*** Provided passage Section Begins ***

8. Motor Driver Shields (Arduino Shields)
   • Modern replacement in prototyping environments.
   • Integrate ICs like L293D, L298N, or even MOSFET drivers into a single plug-and-play module.
   • Provide convenient headers and power connectors for direct use with Arduino, ESP32, or Raspberry Pi.
   • Preferred by hobbyists and students for ease of use and reduced wiring complexity.

ULN2003 vs L293D vs MOSFET Drivers

Decision guide

• Need many simple outputs (relays/LEDs/solenoids/28BYJ-48)? → ULN2003
• Need forward/reverse DC motor control? → L293D/L298N
• Need high current & efficiency (PWM, battery)? → MOSFET driver

Comparison Summary

✅ Key Takeaway:

• Choose ULN2003 for low-cost, 5V-controlled multiple loads.
• Choose ULN2004/ULN2001/ULN2002 if your logic voltage is higher than 5V.
• Choose TPIC2701 if you need more channels and higher current.

*** Provided passage Section Ends ***

**List of tasks**
**A)** In the motor driver passage, which chip should be chosen when many simple outputs, such as relays, LEDs, or solenoids, are needed?
**B)** Return the portion of the motor driver passage that begins at the words "Decision guide" and stops after "and higher current.".

*** Material supplied Section Begins ***

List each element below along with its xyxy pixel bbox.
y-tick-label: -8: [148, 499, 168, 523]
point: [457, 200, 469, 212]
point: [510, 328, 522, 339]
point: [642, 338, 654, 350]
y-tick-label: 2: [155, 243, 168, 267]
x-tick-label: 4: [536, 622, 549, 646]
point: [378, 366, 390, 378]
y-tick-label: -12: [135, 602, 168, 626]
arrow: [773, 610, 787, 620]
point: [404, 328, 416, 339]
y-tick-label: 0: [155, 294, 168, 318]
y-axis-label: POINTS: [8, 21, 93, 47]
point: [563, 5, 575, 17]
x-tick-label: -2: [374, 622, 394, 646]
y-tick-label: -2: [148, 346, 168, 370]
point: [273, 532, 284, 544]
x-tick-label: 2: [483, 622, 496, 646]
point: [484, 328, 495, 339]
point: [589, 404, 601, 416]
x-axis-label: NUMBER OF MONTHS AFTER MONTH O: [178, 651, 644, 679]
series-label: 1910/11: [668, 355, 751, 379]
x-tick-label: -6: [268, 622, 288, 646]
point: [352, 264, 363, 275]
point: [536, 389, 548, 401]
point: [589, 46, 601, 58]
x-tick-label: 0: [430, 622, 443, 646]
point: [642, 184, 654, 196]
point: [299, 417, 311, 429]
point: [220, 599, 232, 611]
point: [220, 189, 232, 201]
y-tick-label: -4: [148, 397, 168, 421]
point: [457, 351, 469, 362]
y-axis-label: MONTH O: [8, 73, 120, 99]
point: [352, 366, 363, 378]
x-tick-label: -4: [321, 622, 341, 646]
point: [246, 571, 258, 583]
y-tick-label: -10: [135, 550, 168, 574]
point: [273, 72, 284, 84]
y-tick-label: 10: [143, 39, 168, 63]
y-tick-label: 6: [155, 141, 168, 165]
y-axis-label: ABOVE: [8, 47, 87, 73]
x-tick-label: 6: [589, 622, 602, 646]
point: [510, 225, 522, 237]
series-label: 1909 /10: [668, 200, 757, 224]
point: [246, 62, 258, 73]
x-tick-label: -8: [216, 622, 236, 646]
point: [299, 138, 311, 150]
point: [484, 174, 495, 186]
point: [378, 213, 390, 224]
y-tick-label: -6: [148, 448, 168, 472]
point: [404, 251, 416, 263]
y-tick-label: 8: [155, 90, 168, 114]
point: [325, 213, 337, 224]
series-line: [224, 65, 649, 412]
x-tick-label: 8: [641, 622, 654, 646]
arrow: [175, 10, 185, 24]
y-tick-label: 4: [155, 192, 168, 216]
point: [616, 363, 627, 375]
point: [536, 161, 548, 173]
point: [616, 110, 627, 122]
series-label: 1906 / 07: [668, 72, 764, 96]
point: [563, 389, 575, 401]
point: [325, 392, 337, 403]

*** Material supplied Section Ends ***

**Expected outputs**
**A)** ULN2003

**B)**
Decision guide

• Need many simple outputs (relays/LEDs/solenoids/28BYJ-48)? → ULN2003
• Need forward/reverse DC motor control? → L293D/L298N
• Need high current & efficiency (PWM, battery)? → MOSFET driver

Comparison Summary

✅ Key Takeaway:

• Choose ULN2003 for low-cost, 5V-controlled multiple loads.
• Choose ULN2004/ULN2001/ULN2002 if your logic voltage is higher than 5V.
• Choose TPIC2701 if you need more channels and higher current.